Problem description: Look through the lines below and extract any with the word "messages".

Source data:
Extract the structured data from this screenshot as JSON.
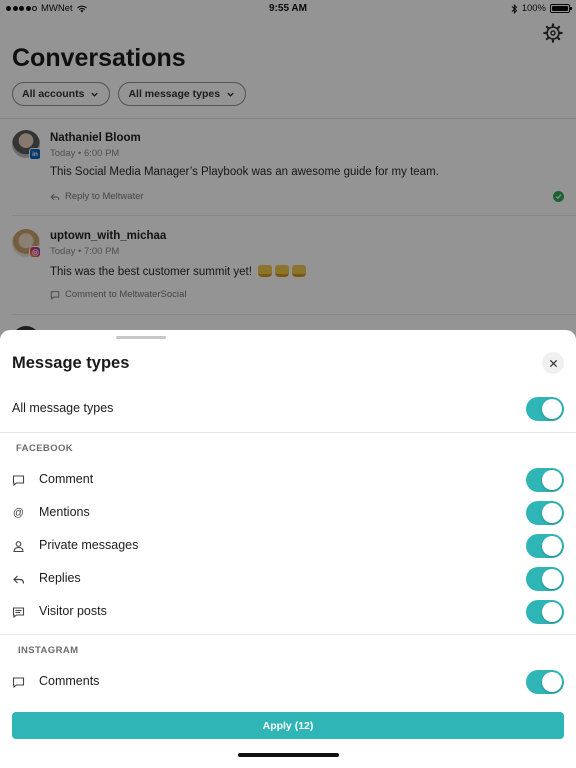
{
  "status_bar": {
    "carrier": "MWNet",
    "time": "9:55 AM",
    "battery": "100%"
  },
  "page": {
    "title": "Conversations"
  },
  "filters": {
    "accounts": "All accounts",
    "message_types": "All message types"
  },
  "conversations": [
    {
      "author": "Nathaniel Bloom",
      "meta": "Today • 6:00 PM",
      "network": "linkedin",
      "network_badge": "in",
      "text": "This Social Media Manager’s Playbook was an awesome guide for my team.",
      "action": "Reply to Meltwater"
    },
    {
      "author": "uptown_with_michaa",
      "meta": "Today • 7:00 PM",
      "network": "instagram",
      "text": "This was the best customer summit yet!",
      "action": "Comment to MeltwaterSocial"
    }
  ],
  "sheet": {
    "title": "Message types",
    "all_label": "All message types",
    "all_enabled": true,
    "sections": [
      {
        "header": "FACEBOOK",
        "items": [
          {
            "label": "Comment",
            "icon": "comment-icon",
            "enabled": true
          },
          {
            "label": "Mentions",
            "icon": "at-icon",
            "enabled": true
          },
          {
            "label": "Private messages",
            "icon": "person-icon",
            "enabled": true
          },
          {
            "label": "Replies",
            "icon": "reply-icon",
            "enabled": true
          },
          {
            "label": "Visitor posts",
            "icon": "post-icon",
            "enabled": true
          }
        ]
      },
      {
        "header": "INSTAGRAM",
        "items": [
          {
            "label": "Comments",
            "icon": "comment-icon",
            "enabled": true
          }
        ]
      }
    ],
    "apply_label": "Apply (12)"
  },
  "colors": {
    "accent": "#2fb5b5",
    "success": "#33a853",
    "linkedin": "#0a66c2"
  }
}
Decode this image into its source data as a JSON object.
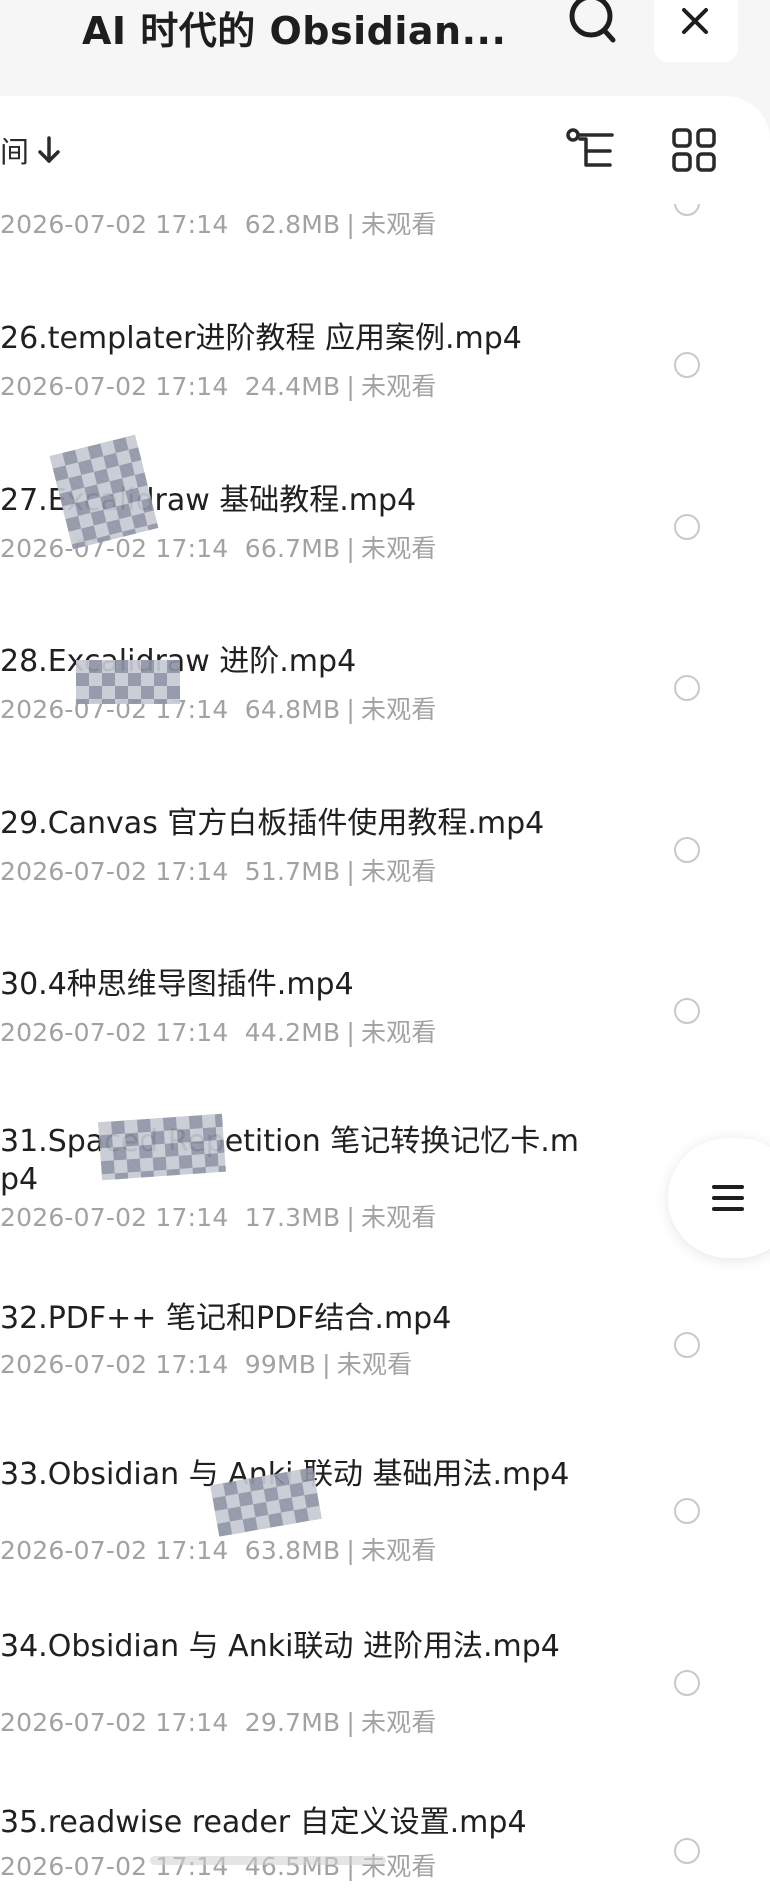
{
  "header": {
    "title": "AI 时代的 Obsidian...",
    "search_icon": "search-icon",
    "close_icon": "close-icon"
  },
  "toolbar": {
    "sort_label": "间",
    "sort_icon": "arrow-down-icon",
    "tree_icon": "tree-view-icon",
    "grid_icon": "grid-view-icon"
  },
  "files": [
    {
      "name": "",
      "date": "2026-07-02 17:14",
      "size": "62.8MB",
      "status": "未观看"
    },
    {
      "name": "26.templater进阶教程 应用案例.mp4",
      "date": "2026-07-02 17:14",
      "size": "24.4MB",
      "status": "未观看"
    },
    {
      "name": "27.Excalidraw 基础教程.mp4",
      "date": "2026-07-02 17:14",
      "size": "66.7MB",
      "status": "未观看"
    },
    {
      "name": "28.Excalidraw 进阶.mp4",
      "date": "2026-07-02 17:14",
      "size": "64.8MB",
      "status": "未观看"
    },
    {
      "name": "29.Canvas 官方白板插件使用教程.mp4",
      "date": "2026-07-02 17:14",
      "size": "51.7MB",
      "status": "未观看"
    },
    {
      "name": "30.4种思维导图插件.mp4",
      "date": "2026-07-02 17:14",
      "size": "44.2MB",
      "status": "未观看"
    },
    {
      "name": "31.Spaced Repetition 笔记转换记忆卡.mp4",
      "date": "2026-07-02 17:14",
      "size": "17.3MB",
      "status": "未观看"
    },
    {
      "name": "32.PDF++ 笔记和PDF结合.mp4",
      "date": "2026-07-02 17:14",
      "size": "99MB",
      "status": "未观看"
    },
    {
      "name": "33.Obsidian 与 Anki 联动  基础用法.mp4",
      "date": "2026-07-02 17:14",
      "size": "63.8MB",
      "status": "未观看"
    },
    {
      "name": "34.Obsidian 与 Anki联动  进阶用法.mp4",
      "date": "2026-07-02 17:14",
      "size": "29.7MB",
      "status": "未观看"
    },
    {
      "name": "35.readwise reader 自定义设置.mp4",
      "date": "2026-07-02 17:14",
      "size": "46.5MB",
      "status": "未观看"
    }
  ],
  "float_menu": {
    "icon": "menu-icon"
  },
  "colors": {
    "background": "#f6f6f6",
    "sheet": "#ffffff",
    "primary_text": "#202020",
    "secondary_text": "#a2a2a2",
    "radio_border": "#c9c9c9"
  }
}
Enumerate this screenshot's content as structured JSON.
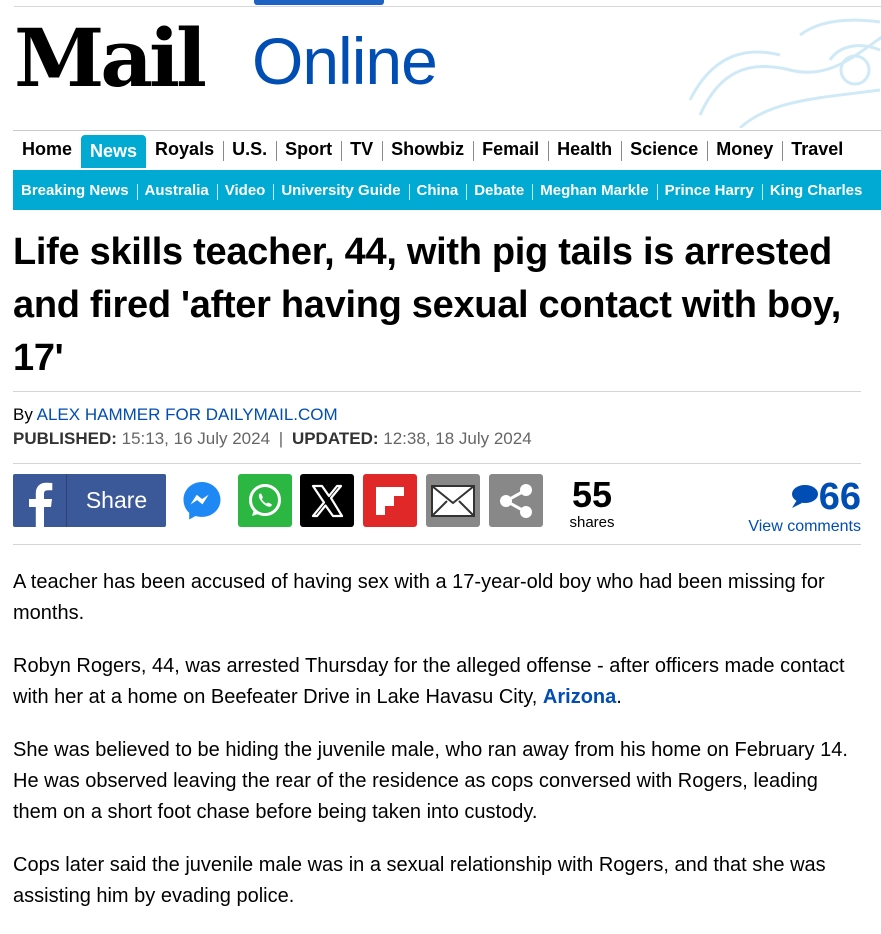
{
  "brand": {
    "mail": "Mail",
    "online": "Online",
    "logo_color": "#000000",
    "online_color": "#004db3"
  },
  "nav": {
    "items": [
      "Home",
      "News",
      "Royals",
      "U.S.",
      "Sport",
      "TV",
      "Showbiz",
      "Femail",
      "Health",
      "Science",
      "Money",
      "Travel"
    ],
    "active": "News",
    "accent": "#00aad2"
  },
  "subnav": {
    "items": [
      "Breaking News",
      "Australia",
      "Video",
      "University Guide",
      "China",
      "Debate",
      "Meghan Markle",
      "Prince Harry",
      "King Charles"
    ]
  },
  "article": {
    "headline": "Life skills teacher, 44, with pig tails is arrested and fired 'after having sexual contact with boy, 17'",
    "byline_prefix": "By",
    "author": "ALEX HAMMER FOR DAILYMAIL.COM",
    "published_label": "PUBLISHED:",
    "published": "15:13, 16 July 2024",
    "separator": "|",
    "updated_label": "UPDATED:",
    "updated": "12:38, 18 July 2024",
    "paragraphs": [
      "A teacher has been accused of having sex with a 17-year-old boy who had been missing for months.",
      "She was believed to be hiding the juvenile male, who ran away from his home on February 14. He was observed leaving the rear of the residence as cops conversed with Rogers, leading them on a short foot chase before being taken into custody.",
      "Cops later said the juvenile male was in a sexual relationship with Rogers, and that she was assisting him by evading police."
    ],
    "p2_text": "Robyn Rogers, 44, was arrested Thursday for the alleged offense - after officers made contact with her at a home on Beefeater Drive in Lake Havasu City,",
    "p2_link": "Arizona",
    "p2_end": "."
  },
  "share": {
    "facebook_label": "Share",
    "buttons": [
      "facebook-icon",
      "messenger-icon",
      "whatsapp-icon",
      "x-icon",
      "flipboard-icon",
      "email-icon",
      "share-icon"
    ],
    "count": "55",
    "count_label": "shares",
    "comments_count": "66",
    "comments_label": "View comments",
    "facebook_color": "#3b5998",
    "whatsapp_color": "#2bb741",
    "flipboard_color": "#e12828"
  }
}
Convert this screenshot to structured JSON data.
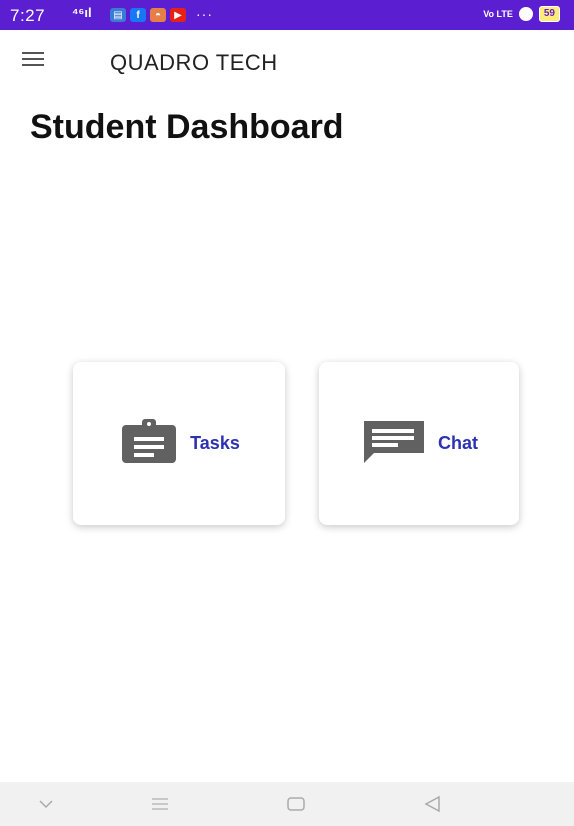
{
  "status_bar": {
    "time": "7:27",
    "signal": "⁴⁶ıl",
    "more": "···",
    "volte": "Vo LTE",
    "battery": "59",
    "app_icons": [
      {
        "name": "messages-icon",
        "color": "#3a7bd5",
        "glyph": "▤"
      },
      {
        "name": "facebook-icon",
        "color": "#1877f2",
        "glyph": "f"
      },
      {
        "name": "gallery-icon",
        "color": "#e67e4a",
        "glyph": "◓"
      },
      {
        "name": "youtube-icon",
        "color": "#e62117",
        "glyph": "▶"
      }
    ],
    "colors": {
      "background": "#5b1fd1"
    }
  },
  "app_bar": {
    "title": "QUADRO TECH"
  },
  "page": {
    "title": "Student Dashboard"
  },
  "cards": {
    "tasks": {
      "label": "Tasks",
      "icon": "clipboard-icon"
    },
    "chat": {
      "label": "Chat",
      "icon": "chat-icon"
    }
  },
  "nav_bar": {
    "buttons": [
      "down-icon",
      "recents-icon",
      "home-icon",
      "back-icon"
    ]
  },
  "colors": {
    "accent": "#2c32b0",
    "icon_gray": "#616161"
  }
}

Exercise solution:
            "label": "Private messages",
        "name": "messages-icon",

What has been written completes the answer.